▶ [Record excerpts]:
--------
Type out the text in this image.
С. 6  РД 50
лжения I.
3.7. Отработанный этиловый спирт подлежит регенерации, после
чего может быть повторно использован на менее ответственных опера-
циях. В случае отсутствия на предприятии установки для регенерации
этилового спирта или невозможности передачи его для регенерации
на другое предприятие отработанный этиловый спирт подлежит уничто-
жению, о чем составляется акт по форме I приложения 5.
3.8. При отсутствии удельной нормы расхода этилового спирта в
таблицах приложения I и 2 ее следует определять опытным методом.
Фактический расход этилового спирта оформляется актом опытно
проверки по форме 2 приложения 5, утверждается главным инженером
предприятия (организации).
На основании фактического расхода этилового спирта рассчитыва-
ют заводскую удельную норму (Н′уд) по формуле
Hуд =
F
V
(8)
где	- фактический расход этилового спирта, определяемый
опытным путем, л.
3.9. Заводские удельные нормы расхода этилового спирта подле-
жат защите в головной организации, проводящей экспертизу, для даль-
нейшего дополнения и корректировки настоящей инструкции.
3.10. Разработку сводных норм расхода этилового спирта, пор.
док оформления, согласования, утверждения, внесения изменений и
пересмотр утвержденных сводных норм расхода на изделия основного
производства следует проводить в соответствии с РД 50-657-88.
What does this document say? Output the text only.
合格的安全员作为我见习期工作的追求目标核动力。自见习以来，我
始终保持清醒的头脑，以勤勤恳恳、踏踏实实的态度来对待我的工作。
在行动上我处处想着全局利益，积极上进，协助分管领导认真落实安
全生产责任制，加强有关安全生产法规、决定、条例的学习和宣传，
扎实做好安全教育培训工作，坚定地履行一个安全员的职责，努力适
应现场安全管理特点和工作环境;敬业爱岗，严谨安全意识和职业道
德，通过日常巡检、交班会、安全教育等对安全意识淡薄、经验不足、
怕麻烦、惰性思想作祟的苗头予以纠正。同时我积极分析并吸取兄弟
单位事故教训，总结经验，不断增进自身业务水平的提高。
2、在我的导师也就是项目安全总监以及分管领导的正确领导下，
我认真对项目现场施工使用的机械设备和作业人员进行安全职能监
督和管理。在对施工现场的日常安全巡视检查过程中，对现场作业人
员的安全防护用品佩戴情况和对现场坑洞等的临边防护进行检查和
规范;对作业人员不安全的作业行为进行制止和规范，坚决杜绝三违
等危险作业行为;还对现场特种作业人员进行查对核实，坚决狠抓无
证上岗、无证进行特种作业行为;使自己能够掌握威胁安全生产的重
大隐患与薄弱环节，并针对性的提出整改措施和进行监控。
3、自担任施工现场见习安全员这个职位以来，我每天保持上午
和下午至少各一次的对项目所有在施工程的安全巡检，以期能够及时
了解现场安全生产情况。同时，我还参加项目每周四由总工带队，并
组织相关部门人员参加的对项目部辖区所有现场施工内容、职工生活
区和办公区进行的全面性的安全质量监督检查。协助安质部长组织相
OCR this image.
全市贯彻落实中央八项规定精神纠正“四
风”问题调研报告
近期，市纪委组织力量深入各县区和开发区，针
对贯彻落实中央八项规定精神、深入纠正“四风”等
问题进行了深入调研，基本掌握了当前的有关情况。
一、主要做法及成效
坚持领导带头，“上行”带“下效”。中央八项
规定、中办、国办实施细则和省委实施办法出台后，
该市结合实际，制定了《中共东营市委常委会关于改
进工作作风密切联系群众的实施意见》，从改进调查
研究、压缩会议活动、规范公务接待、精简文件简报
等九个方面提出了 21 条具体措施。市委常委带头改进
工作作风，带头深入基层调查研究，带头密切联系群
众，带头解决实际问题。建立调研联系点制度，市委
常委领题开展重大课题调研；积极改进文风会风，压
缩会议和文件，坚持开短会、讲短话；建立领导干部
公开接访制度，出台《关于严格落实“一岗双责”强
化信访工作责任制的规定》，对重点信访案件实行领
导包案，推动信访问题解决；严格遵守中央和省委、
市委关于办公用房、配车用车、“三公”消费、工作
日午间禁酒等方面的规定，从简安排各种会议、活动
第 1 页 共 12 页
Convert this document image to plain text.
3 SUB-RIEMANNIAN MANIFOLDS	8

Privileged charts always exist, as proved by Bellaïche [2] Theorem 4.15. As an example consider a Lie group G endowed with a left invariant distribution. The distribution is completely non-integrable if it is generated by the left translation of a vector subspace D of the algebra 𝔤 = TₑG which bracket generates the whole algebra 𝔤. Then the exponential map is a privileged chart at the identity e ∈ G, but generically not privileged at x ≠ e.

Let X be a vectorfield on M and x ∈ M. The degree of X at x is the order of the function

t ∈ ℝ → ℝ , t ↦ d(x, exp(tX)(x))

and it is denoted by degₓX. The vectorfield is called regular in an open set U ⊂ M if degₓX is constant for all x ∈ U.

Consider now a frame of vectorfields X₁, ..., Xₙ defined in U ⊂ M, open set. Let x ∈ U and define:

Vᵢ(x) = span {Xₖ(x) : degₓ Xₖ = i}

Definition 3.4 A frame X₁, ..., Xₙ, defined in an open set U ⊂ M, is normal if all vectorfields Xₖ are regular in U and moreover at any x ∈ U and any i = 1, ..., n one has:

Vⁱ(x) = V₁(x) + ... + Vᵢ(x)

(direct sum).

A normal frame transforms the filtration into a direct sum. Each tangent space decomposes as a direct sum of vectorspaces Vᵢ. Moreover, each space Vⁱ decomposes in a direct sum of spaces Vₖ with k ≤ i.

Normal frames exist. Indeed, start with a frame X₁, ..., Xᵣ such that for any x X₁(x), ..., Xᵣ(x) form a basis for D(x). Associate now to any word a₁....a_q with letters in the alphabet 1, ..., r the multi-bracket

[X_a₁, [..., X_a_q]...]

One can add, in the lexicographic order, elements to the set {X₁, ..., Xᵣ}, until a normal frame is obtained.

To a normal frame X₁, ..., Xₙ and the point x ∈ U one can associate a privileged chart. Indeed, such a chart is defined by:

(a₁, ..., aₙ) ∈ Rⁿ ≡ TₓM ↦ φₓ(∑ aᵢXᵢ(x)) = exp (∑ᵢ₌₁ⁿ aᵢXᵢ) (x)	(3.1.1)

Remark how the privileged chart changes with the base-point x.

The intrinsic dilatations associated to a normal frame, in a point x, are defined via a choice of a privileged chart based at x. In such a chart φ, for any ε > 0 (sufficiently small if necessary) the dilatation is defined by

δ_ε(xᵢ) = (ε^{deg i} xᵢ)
--------
▶ [Task objective]: Can you give every line above again, exactly as written?

▶ [Reply]:
Type out the text in this image.
С. 6  РД 50
лжения I.
3.7. Отработанный этиловый спирт подлежит регенерации, после
чего может быть повторно использован на менее ответственных опера-
циях. В случае отсутствия на предприятии установки для регенерации
этилового спирта или невозможности передачи его для регенерации
на другое предприятие отработанный этиловый спирт подлежит уничто-
жению, о чем составляется акт по форме I приложения 5.
3.8. При отсутствии удельной нормы расхода этилового спирта в
таблицах приложения I и 2 ее следует определять опытным методом.
Фактический расход этилового спирта оформляется актом опытно
проверки по форме 2 приложения 5, утверждается главным инженером
предприятия (организации).
На основании фактического расхода этилового спирта рассчитыва-
ют заводскую удельную норму (Н′уд) по формуле
Hуд =
F
V
(8)
где	- фактический расход этилового спирта, определяемый
опытным путем, л.
3.9. Заводские удельные нормы расхода этилового спирта подле-
жат защите в головной организации, проводящей экспертизу, для даль-
нейшего дополнения и корректировки настоящей инструкции.
3.10. Разработку сводных норм расхода этилового спирта, пор.
док оформления, согласования, утверждения, внесения изменений и
пересмотр утвержденных сводных норм расхода на изделия основного
производства следует проводить в соответствии с РД 50-657-88.
What does this document say? Output the text only.
合格的安全员作为我见习期工作的追求目标核动力。自见习以来，我
始终保持清醒的头脑，以勤勤恳恳、踏踏实实的态度来对待我的工作。
在行动上我处处想着全局利益，积极上进，协助分管领导认真落实安
全生产责任制，加强有关安全生产法规、决定、条例的学习和宣传，
扎实做好安全教育培训工作，坚定地履行一个安全员的职责，努力适
应现场安全管理特点和工作环境;敬业爱岗，严谨安全意识和职业道
德，通过日常巡检、交班会、安全教育等对安全意识淡薄、经验不足、
怕麻烦、惰性思想作祟的苗头予以纠正。同时我积极分析并吸取兄弟
单位事故教训，总结经验，不断增进自身业务水平的提高。
2、在我的导师也就是项目安全总监以及分管领导的正确领导下，
我认真对项目现场施工使用的机械设备和作业人员进行安全职能监
督和管理。在对施工现场的日常安全巡视检查过程中，对现场作业人
员的安全防护用品佩戴情况和对现场坑洞等的临边防护进行检查和
规范;对作业人员不安全的作业行为进行制止和规范，坚决杜绝三违
等危险作业行为;还对现场特种作业人员进行查对核实，坚决狠抓无
证上岗、无证进行特种作业行为;使自己能够掌握威胁安全生产的重
大隐患与薄弱环节，并针对性的提出整改措施和进行监控。
3、自担任施工现场见习安全员这个职位以来，我每天保持上午
和下午至少各一次的对项目所有在施工程的安全巡检，以期能够及时
了解现场安全生产情况。同时，我还参加项目每周四由总工带队，并
组织相关部门人员参加的对项目部辖区所有现场施工内容、职工生活
区和办公区进行的全面性的安全质量监督检查。协助安质部长组织相
OCR this image.
全市贯彻落实中央八项规定精神纠正“四
风”问题调研报告
近期，市纪委组织力量深入各县区和开发区，针
对贯彻落实中央八项规定精神、深入纠正“四风”等
问题进行了深入调研，基本掌握了当前的有关情况。
一、主要做法及成效
坚持领导带头，“上行”带“下效”。中央八项
规定、中办、国办实施细则和省委实施办法出台后，
该市结合实际，制定了《中共东营市委常委会关于改
进工作作风密切联系群众的实施意见》，从改进调查
研究、压缩会议活动、规范公务接待、精简文件简报
等九个方面提出了 21 条具体措施。市委常委带头改进
工作作风，带头深入基层调查研究，带头密切联系群
众，带头解决实际问题。建立调研联系点制度，市委
常委领题开展重大课题调研；积极改进文风会风，压
缩会议和文件，坚持开短会、讲短话；建立领导干部
公开接访制度，出台《关于严格落实“一岗双责”强
化信访工作责任制的规定》，对重点信访案件实行领
导包案，推动信访问题解决；严格遵守中央和省委、
市委关于办公用房、配车用车、“三公”消费、工作
日午间禁酒等方面的规定，从简安排各种会议、活动
第 1 页 共 12 页
Convert this document image to plain text.
3 SUB-RIEMANNIAN MANIFOLDS	8

Privileged charts always exist, as proved by Bellaïche [2] Theorem 4.15. As an example consider a Lie group G endowed with a left invariant distribution. The distribution is completely non-integrable if it is generated by the left translation of a vector subspace D of the algebra 𝔤 = TₑG which bracket generates the whole algebra 𝔤. Then the exponential map is a privileged chart at the identity e ∈ G, but generically not privileged at x ≠ e.

Let X be a vectorfield on M and x ∈ M. The degree of X at x is the order of the function

t ∈ ℝ → ℝ , t ↦ d(x, exp(tX)(x))

and it is denoted by degₓX. The vectorfield is called regular in an open set U ⊂ M if degₓX is constant for all x ∈ U.

Consider now a frame of vectorfields X₁, ..., Xₙ defined in U ⊂ M, open set. Let x ∈ U and define:

Vᵢ(x) = span {Xₖ(x) : degₓ Xₖ = i}

Definition 3.4 A frame X₁, ..., Xₙ, defined in an open set U ⊂ M, is normal if all vectorfields Xₖ are regular in U and moreover at any x ∈ U and any i = 1, ..., n one has:

Vⁱ(x) = V₁(x) + ... + Vᵢ(x)

(direct sum).

A normal frame transforms the filtration into a direct sum. Each tangent space decomposes as a direct sum of vectorspaces Vᵢ. Moreover, each space Vⁱ decomposes in a direct sum of spaces Vₖ with k ≤ i.

Normal frames exist. Indeed, start with a frame X₁, ..., Xᵣ such that for any x X₁(x), ..., Xᵣ(x) form a basis for D(x). Associate now to any word a₁....a_q with letters in the alphabet 1, ..., r the multi-bracket

[X_a₁, [..., X_a_q]...]

One can add, in the lexicographic order, elements to the set {X₁, ..., Xᵣ}, until a normal frame is obtained.

To a normal frame X₁, ..., Xₙ and the point x ∈ U one can associate a privileged chart. Indeed, such a chart is defined by:

(a₁, ..., aₙ) ∈ Rⁿ ≡ TₓM ↦ φₓ(∑ aᵢXᵢ(x)) = exp (∑ᵢ₌₁ⁿ aᵢXᵢ) (x)	(3.1.1)

Remark how the privileged chart changes with the base-point x.

The intrinsic dilatations associated to a normal frame, in a point x, are defined via a choice of a privileged chart based at x. In such a chart φ, for any ε > 0 (sufficiently small if necessary) the dilatation is defined by

δ_ε(xᵢ) = (ε^{deg i} xᵢ)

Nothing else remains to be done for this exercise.